#### [PROBLEM REQUIREMENTS]
Each line that holds the word "JSON" is to be identified and copied.

#### [EXERCISE DATA]
--------------------
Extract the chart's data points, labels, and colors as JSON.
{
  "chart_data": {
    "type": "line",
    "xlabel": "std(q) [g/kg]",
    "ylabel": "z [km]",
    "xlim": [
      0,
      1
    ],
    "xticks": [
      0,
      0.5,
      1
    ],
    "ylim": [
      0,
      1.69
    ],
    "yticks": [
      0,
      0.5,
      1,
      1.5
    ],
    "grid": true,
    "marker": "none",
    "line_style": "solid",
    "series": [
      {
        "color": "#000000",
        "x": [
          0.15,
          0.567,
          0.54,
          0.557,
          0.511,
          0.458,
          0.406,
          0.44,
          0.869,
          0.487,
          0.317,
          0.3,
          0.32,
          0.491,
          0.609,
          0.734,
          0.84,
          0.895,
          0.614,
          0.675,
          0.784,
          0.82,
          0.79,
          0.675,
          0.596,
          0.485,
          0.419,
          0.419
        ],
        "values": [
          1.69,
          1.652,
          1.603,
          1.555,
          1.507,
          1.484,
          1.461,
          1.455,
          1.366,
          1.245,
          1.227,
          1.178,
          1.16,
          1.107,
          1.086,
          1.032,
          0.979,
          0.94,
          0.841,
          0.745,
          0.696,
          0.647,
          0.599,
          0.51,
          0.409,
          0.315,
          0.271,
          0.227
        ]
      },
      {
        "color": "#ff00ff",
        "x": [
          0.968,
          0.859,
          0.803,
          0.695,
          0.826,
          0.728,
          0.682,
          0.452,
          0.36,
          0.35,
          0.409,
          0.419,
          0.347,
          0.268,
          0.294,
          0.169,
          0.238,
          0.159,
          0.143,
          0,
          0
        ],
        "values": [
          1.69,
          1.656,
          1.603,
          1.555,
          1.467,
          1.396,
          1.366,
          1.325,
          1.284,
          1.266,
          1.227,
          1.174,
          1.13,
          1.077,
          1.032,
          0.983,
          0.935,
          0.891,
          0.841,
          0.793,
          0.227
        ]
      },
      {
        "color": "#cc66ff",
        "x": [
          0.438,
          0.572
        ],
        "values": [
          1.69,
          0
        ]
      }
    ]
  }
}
--------------------
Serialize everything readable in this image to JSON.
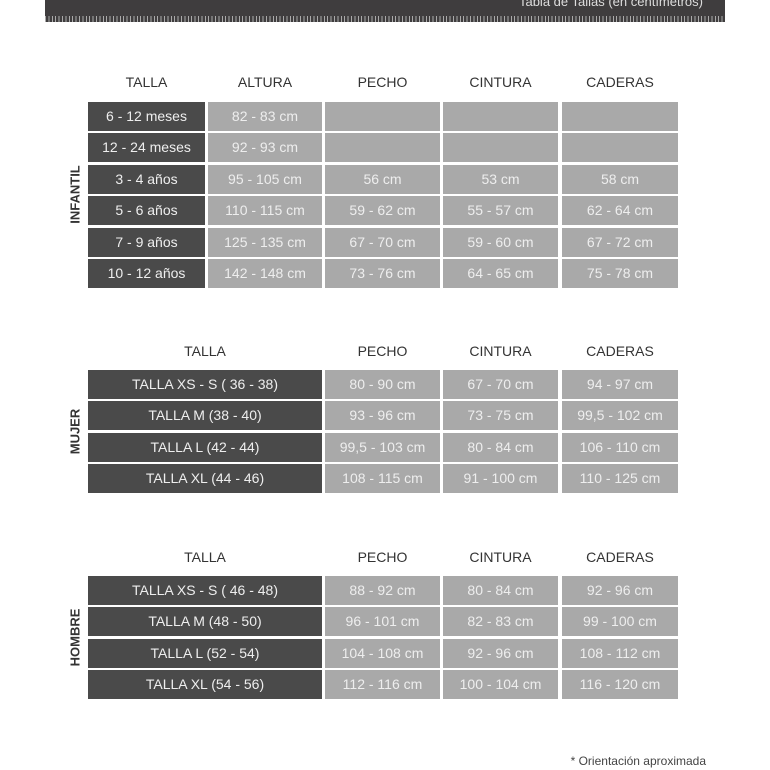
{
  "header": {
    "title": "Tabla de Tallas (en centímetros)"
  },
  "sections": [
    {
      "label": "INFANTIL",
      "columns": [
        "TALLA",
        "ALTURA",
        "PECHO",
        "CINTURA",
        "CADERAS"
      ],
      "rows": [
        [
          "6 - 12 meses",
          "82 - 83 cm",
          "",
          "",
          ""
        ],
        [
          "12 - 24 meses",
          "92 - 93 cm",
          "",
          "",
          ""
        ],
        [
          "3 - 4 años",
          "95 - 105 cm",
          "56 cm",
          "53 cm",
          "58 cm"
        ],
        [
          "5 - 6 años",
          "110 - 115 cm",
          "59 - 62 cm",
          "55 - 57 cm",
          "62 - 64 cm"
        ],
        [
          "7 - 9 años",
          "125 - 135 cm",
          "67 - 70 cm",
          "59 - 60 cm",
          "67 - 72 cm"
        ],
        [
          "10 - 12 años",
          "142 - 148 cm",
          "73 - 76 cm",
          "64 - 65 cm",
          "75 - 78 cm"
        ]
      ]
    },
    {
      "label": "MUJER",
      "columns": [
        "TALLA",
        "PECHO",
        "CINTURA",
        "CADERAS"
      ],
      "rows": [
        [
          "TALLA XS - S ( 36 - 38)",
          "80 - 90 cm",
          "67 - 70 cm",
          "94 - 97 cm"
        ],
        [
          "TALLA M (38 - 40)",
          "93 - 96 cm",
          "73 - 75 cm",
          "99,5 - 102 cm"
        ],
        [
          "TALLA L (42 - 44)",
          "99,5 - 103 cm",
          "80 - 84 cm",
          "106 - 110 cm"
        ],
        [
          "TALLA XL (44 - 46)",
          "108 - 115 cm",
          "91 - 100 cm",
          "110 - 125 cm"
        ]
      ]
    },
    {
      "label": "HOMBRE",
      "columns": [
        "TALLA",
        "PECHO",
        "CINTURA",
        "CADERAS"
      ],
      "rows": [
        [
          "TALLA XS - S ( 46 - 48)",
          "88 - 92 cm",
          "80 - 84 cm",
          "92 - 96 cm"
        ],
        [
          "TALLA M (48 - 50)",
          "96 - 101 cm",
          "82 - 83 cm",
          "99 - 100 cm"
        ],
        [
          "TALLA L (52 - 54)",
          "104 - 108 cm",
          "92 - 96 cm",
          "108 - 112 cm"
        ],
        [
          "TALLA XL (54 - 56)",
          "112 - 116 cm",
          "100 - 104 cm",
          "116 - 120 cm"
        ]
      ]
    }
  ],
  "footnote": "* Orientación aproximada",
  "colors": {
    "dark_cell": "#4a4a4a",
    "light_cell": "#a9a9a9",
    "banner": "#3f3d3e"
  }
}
--------------------
#### [ANSWER FOR THE TASK]
Extract the chart's data points, labels, and colors as JSON.
Serialize everything readable in this image to JSON.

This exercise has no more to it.